___ Exercise material

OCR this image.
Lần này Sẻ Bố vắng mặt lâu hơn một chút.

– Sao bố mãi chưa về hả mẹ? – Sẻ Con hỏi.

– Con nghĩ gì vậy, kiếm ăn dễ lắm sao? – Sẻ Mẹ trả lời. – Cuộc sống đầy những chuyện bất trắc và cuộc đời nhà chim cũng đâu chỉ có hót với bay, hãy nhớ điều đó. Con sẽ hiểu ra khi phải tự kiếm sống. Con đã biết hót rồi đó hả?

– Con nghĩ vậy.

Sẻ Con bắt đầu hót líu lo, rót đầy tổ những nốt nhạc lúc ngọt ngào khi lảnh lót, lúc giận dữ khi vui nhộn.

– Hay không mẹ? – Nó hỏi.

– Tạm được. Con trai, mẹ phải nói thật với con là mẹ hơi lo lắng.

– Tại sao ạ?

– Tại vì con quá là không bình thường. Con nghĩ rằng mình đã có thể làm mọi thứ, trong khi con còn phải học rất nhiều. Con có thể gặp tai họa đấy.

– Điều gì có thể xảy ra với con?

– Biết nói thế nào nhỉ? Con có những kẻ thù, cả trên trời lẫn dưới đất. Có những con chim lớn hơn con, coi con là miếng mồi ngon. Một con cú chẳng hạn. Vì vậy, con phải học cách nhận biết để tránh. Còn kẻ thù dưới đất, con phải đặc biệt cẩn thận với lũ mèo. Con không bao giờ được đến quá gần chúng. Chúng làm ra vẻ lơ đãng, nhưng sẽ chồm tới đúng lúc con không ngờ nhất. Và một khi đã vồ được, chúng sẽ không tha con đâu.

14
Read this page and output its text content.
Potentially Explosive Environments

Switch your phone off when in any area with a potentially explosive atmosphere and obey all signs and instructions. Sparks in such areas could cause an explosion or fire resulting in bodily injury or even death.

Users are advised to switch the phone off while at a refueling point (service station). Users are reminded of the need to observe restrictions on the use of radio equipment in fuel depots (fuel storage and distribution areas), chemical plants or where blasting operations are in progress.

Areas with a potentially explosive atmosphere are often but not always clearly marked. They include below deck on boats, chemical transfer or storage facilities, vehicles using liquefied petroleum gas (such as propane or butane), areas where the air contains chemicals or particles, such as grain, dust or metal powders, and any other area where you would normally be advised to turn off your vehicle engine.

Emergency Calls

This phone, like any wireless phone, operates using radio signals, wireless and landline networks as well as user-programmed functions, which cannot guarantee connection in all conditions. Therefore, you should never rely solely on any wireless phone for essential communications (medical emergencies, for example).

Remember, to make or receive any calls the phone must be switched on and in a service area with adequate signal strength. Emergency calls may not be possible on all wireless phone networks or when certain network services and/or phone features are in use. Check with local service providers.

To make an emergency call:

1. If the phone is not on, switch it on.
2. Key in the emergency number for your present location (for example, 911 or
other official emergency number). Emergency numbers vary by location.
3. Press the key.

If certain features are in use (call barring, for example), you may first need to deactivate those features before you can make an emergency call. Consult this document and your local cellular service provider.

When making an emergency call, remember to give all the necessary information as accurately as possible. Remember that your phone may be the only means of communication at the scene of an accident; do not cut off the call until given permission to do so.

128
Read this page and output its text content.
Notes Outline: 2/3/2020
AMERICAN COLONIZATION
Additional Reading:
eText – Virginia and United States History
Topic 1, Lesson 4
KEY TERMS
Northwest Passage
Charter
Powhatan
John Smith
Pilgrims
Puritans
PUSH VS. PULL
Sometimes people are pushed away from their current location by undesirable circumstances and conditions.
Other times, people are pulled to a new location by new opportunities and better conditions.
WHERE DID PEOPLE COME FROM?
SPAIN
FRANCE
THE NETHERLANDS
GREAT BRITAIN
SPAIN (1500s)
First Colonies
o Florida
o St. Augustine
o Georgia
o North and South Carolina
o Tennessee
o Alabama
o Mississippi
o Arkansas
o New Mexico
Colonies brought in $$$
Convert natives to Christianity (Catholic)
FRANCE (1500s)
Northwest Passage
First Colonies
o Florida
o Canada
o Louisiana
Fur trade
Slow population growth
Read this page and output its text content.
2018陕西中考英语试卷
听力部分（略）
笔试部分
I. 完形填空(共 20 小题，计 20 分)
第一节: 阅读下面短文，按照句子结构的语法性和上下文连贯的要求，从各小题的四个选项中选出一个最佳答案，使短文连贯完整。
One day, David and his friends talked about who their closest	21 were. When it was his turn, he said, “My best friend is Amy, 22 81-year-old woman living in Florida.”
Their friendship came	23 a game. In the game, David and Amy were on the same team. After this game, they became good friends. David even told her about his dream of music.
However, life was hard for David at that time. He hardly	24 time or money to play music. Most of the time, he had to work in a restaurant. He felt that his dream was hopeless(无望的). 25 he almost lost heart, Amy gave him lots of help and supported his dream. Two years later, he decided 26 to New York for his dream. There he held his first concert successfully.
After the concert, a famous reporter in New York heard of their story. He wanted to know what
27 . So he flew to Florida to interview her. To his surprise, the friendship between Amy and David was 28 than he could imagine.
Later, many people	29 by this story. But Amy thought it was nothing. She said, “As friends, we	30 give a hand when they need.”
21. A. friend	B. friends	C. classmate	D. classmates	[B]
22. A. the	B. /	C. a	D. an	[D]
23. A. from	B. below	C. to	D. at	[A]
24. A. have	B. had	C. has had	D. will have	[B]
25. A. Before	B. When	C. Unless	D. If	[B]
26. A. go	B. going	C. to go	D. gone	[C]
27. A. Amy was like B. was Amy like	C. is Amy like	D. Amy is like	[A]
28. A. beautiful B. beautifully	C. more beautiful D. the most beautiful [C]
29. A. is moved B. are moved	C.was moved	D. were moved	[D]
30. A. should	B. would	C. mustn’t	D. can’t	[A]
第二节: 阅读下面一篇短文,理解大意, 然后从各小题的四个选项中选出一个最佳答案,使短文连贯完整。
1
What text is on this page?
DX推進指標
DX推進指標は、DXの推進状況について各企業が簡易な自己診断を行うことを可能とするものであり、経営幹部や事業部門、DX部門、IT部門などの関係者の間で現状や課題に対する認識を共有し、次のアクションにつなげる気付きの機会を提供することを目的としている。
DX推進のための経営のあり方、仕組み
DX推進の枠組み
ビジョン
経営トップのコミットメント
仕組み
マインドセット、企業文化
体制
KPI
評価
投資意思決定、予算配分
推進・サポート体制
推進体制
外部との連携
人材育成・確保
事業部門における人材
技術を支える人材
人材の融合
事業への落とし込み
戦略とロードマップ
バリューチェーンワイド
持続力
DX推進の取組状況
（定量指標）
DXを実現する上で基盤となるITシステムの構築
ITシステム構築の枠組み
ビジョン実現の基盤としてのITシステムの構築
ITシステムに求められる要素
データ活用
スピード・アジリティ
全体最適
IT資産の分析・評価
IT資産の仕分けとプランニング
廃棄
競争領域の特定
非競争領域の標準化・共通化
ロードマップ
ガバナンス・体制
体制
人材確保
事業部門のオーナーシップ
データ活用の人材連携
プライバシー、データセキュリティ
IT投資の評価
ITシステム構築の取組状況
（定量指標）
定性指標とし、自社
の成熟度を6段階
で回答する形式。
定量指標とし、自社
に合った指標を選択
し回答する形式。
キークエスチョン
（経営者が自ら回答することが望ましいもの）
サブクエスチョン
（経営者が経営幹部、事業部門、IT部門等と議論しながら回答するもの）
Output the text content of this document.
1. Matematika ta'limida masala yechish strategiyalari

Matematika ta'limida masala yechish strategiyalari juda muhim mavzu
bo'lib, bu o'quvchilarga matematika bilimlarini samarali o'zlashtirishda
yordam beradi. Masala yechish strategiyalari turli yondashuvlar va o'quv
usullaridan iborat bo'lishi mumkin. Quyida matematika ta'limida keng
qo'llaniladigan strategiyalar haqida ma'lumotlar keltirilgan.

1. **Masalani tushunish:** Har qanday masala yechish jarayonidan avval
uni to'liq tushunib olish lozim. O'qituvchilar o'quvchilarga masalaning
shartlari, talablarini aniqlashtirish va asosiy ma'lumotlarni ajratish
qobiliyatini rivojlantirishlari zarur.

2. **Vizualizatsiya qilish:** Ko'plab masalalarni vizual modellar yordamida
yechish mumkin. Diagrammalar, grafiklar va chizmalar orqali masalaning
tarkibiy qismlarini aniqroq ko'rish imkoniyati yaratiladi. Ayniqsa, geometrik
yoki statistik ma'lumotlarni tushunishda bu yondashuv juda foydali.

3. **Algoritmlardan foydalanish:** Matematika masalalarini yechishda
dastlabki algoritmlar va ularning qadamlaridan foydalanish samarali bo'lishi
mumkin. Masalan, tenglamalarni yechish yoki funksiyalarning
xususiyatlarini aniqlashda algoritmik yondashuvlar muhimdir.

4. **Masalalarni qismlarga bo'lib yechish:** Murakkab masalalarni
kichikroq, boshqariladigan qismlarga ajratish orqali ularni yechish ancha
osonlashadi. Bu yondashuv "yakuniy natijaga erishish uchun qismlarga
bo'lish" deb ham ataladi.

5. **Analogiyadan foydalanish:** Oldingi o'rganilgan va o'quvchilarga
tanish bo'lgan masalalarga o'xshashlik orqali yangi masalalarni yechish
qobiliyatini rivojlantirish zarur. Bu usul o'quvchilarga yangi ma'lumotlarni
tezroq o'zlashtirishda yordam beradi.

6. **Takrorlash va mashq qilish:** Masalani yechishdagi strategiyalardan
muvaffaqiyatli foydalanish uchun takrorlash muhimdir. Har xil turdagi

______

# Task instructions
Search the listing for the word "yangi" and return each line that holds it.

# Expected answer
tanish bo'lgan masalalarga o'xshashlik orqali yangi masalalarni yechish
qobiliyatini rivojlantirish zarur. Bu usul o'quvchilarga yangi ma'lumotlarni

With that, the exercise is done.